TASK MATERIAL »

§ §

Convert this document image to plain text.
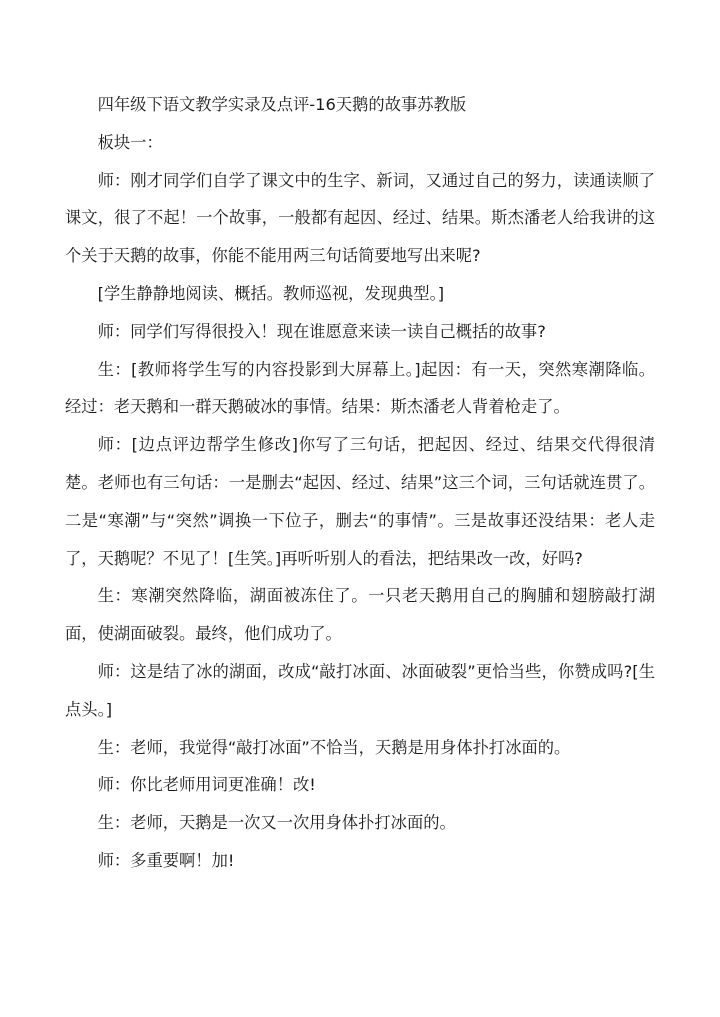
四年级下语文教学实录及点评-16天鹅的故事苏教版

板块一：

师：刚才同学们自学了课文中的生字、新词，又通过自己的努力，读通读顺了课文，很了不起！一个故事，一般都有起因、经过、结果。斯杰潘老人给我讲的这个关于天鹅的故事，你能不能用两三句话简要地写出来呢?

[学生静静地阅读、概括。教师巡视，发现典型。]

师：同学们写得很投入！现在谁愿意来读一读自己概括的故事?

生：[教师将学生写的内容投影到大屏幕上。]起因：有一天，突然寒潮降临。经过：老天鹅和一群天鹅破冰的事情。结果：斯杰潘老人背着枪走了。

师：[边点评边帮学生修改]你写了三句话，把起因、经过、结果交代得很清楚。老师也有三句话：一是删去“起因、经过、结果”这三个词，三句话就连贯了。二是“寒潮”与“突然”调换一下位子，删去“的事情”。三是故事还没结果：老人走了，天鹅呢？不见了！[生笑。]再听听别人的看法，把结果改一改，好吗?

生：寒潮突然降临，湖面被冻住了。一只老天鹅用自己的胸脯和翅膀敲打湖面，使湖面破裂。最终，他们成功了。

师：这是结了冰的湖面，改成“敲打冰面、冰面破裂”更恰当些，你赞成吗?[生点头。]

生：老师，我觉得“敲打冰面”不恰当，天鹅是用身体扑打冰面的。

师：你比老师用词更准确！改!

生：老师，天鹅是一次又一次用身体扑打冰面的。

师：多重要啊！加!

§ §

STATED TASK »
Keep the pictures out of the copy and write out the data exactly as it stands.

ANSWER TO THIS EXERCISE »
Convert this document image to plain text.
四年级下语文教学实录及点评-16天鹅的故事苏教版

板块一：

师：刚才同学们自学了课文中的生字、新词，又通过自己的努力，读通读顺了课文，很了不起！一个故事，一般都有起因、经过、结果。斯杰潘老人给我讲的这个关于天鹅的故事，你能不能用两三句话简要地写出来呢?

[学生静静地阅读、概括。教师巡视，发现典型。]

师：同学们写得很投入！现在谁愿意来读一读自己概括的故事?

生：[教师将学生写的内容投影到大屏幕上。]起因：有一天，突然寒潮降临。经过：老天鹅和一群天鹅破冰的事情。结果：斯杰潘老人背着枪走了。

师：[边点评边帮学生修改]你写了三句话，把起因、经过、结果交代得很清楚。老师也有三句话：一是删去“起因、经过、结果”这三个词，三句话就连贯了。二是“寒潮”与“突然”调换一下位子，删去“的事情”。三是故事还没结果：老人走了，天鹅呢？不见了！[生笑。]再听听别人的看法，把结果改一改，好吗?

生：寒潮突然降临，湖面被冻住了。一只老天鹅用自己的胸脯和翅膀敲打湖面，使湖面破裂。最终，他们成功了。

师：这是结了冰的湖面，改成“敲打冰面、冰面破裂”更恰当些，你赞成吗?[生点头。]

生：老师，我觉得“敲打冰面”不恰当，天鹅是用身体扑打冰面的。

师：你比老师用词更准确！改!

生：老师，天鹅是一次又一次用身体扑打冰面的。

师：多重要啊！加!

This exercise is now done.